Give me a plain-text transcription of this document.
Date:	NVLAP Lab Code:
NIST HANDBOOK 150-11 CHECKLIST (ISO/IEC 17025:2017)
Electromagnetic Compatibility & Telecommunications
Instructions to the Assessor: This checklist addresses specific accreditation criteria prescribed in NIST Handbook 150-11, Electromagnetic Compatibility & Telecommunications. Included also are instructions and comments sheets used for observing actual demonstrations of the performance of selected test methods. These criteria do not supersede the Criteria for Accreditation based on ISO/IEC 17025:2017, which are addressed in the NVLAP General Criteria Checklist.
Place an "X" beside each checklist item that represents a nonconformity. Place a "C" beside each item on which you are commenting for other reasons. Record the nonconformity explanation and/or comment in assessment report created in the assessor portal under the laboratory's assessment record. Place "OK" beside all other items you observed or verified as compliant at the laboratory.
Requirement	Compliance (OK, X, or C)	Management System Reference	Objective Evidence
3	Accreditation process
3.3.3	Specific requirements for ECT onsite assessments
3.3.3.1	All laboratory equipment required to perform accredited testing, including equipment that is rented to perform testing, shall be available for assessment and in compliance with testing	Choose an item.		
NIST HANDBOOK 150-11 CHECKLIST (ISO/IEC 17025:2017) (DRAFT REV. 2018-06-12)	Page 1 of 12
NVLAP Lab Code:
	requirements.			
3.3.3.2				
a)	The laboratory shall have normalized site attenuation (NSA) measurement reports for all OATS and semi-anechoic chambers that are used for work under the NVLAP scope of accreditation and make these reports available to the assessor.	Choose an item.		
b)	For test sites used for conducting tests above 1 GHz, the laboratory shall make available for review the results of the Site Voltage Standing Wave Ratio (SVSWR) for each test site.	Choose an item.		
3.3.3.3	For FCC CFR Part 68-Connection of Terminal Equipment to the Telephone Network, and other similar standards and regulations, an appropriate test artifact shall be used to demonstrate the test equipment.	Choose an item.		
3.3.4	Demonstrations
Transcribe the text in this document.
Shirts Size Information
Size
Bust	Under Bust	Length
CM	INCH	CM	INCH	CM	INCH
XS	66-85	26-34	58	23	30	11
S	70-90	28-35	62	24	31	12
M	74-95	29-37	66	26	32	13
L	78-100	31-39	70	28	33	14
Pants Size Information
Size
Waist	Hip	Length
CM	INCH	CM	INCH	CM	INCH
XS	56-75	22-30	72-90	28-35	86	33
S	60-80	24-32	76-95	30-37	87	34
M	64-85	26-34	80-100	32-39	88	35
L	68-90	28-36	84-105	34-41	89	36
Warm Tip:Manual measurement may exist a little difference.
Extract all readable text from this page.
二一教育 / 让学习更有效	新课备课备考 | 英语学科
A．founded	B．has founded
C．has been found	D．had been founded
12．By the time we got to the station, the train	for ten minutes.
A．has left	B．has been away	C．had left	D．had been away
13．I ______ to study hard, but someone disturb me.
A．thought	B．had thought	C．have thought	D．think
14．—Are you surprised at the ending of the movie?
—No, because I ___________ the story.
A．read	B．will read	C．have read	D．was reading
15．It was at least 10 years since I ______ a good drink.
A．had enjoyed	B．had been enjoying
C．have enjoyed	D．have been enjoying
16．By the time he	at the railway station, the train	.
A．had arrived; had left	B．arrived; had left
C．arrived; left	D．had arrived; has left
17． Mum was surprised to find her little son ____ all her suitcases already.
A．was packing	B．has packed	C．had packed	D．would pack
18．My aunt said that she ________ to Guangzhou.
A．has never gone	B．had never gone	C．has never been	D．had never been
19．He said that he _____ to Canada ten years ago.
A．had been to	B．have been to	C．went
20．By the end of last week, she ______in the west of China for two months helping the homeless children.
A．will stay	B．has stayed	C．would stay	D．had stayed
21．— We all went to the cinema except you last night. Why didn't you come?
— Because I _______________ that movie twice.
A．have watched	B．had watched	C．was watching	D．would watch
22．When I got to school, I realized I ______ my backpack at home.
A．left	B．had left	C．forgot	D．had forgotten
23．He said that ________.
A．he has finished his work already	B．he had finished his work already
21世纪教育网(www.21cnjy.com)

INSTRUCTION: Faithfully reproduce all of the records, character for character.

EXERCISE SOLUTION:
Give me a plain-text transcription of this document.
Date:	NVLAP Lab Code:
NIST HANDBOOK 150-11 CHECKLIST (ISO/IEC 17025:2017)
Electromagnetic Compatibility & Telecommunications
Instructions to the Assessor: This checklist addresses specific accreditation criteria prescribed in NIST Handbook 150-11, Electromagnetic Compatibility & Telecommunications. Included also are instructions and comments sheets used for observing actual demonstrations of the performance of selected test methods. These criteria do not supersede the Criteria for Accreditation based on ISO/IEC 17025:2017, which are addressed in the NVLAP General Criteria Checklist.
Place an "X" beside each checklist item that represents a nonconformity. Place a "C" beside each item on which you are commenting for other reasons. Record the nonconformity explanation and/or comment in assessment report created in the assessor portal under the laboratory's assessment record. Place "OK" beside all other items you observed or verified as compliant at the laboratory.
Requirement	Compliance (OK, X, or C)	Management System Reference	Objective Evidence
3	Accreditation process
3.3.3	Specific requirements for ECT onsite assessments
3.3.3.1	All laboratory equipment required to perform accredited testing, including equipment that is rented to perform testing, shall be available for assessment and in compliance with testing	Choose an item.		
NIST HANDBOOK 150-11 CHECKLIST (ISO/IEC 17025:2017) (DRAFT REV. 2018-06-12)	Page 1 of 12
NVLAP Lab Code:
	requirements.			
3.3.3.2				
a)	The laboratory shall have normalized site attenuation (NSA) measurement reports for all OATS and semi-anechoic chambers that are used for work under the NVLAP scope of accreditation and make these reports available to the assessor.	Choose an item.		
b)	For test sites used for conducting tests above 1 GHz, the laboratory shall make available for review the results of the Site Voltage Standing Wave Ratio (SVSWR) for each test site.	Choose an item.		
3.3.3.3	For FCC CFR Part 68-Connection of Terminal Equipment to the Telephone Network, and other similar standards and regulations, an appropriate test artifact shall be used to demonstrate the test equipment.	Choose an item.		
3.3.4	Demonstrations
Transcribe the text in this document.
Shirts Size Information
Size
Bust	Under Bust	Length
CM	INCH	CM	INCH	CM	INCH
XS	66-85	26-34	58	23	30	11
S	70-90	28-35	62	24	31	12
M	74-95	29-37	66	26	32	13
L	78-100	31-39	70	28	33	14
Pants Size Information
Size
Waist	Hip	Length
CM	INCH	CM	INCH	CM	INCH
XS	56-75	22-30	72-90	28-35	86	33
S	60-80	24-32	76-95	30-37	87	34
M	64-85	26-34	80-100	32-39	88	35
L	68-90	28-36	84-105	34-41	89	36
Warm Tip:Manual measurement may exist a little difference.
Extract all readable text from this page.
二一教育 / 让学习更有效	新课备课备考 | 英语学科
A．founded	B．has founded
C．has been found	D．had been founded
12．By the time we got to the station, the train	for ten minutes.
A．has left	B．has been away	C．had left	D．had been away
13．I ______ to study hard, but someone disturb me.
A．thought	B．had thought	C．have thought	D．think
14．—Are you surprised at the ending of the movie?
—No, because I ___________ the story.
A．read	B．will read	C．have read	D．was reading
15．It was at least 10 years since I ______ a good drink.
A．had enjoyed	B．had been enjoying
C．have enjoyed	D．have been enjoying
16．By the time he	at the railway station, the train	.
A．had arrived; had left	B．arrived; had left
C．arrived; left	D．had arrived; has left
17． Mum was surprised to find her little son ____ all her suitcases already.
A．was packing	B．has packed	C．had packed	D．would pack
18．My aunt said that she ________ to Guangzhou.
A．has never gone	B．had never gone	C．has never been	D．had never been
19．He said that he _____ to Canada ten years ago.
A．had been to	B．have been to	C．went
20．By the end of last week, she ______in the west of China for two months helping the homeless children.
A．will stay	B．has stayed	C．would stay	D．had stayed
21．— We all went to the cinema except you last night. Why didn't you come?
— Because I _______________ that movie twice.
A．have watched	B．had watched	C．was watching	D．would watch
22．When I got to school, I realized I ______ my backpack at home.
A．left	B．had left	C．forgot	D．had forgotten
23．He said that ________.
A．he has finished his work already	B．he had finished his work already
21世纪教育网(www.21cnjy.com)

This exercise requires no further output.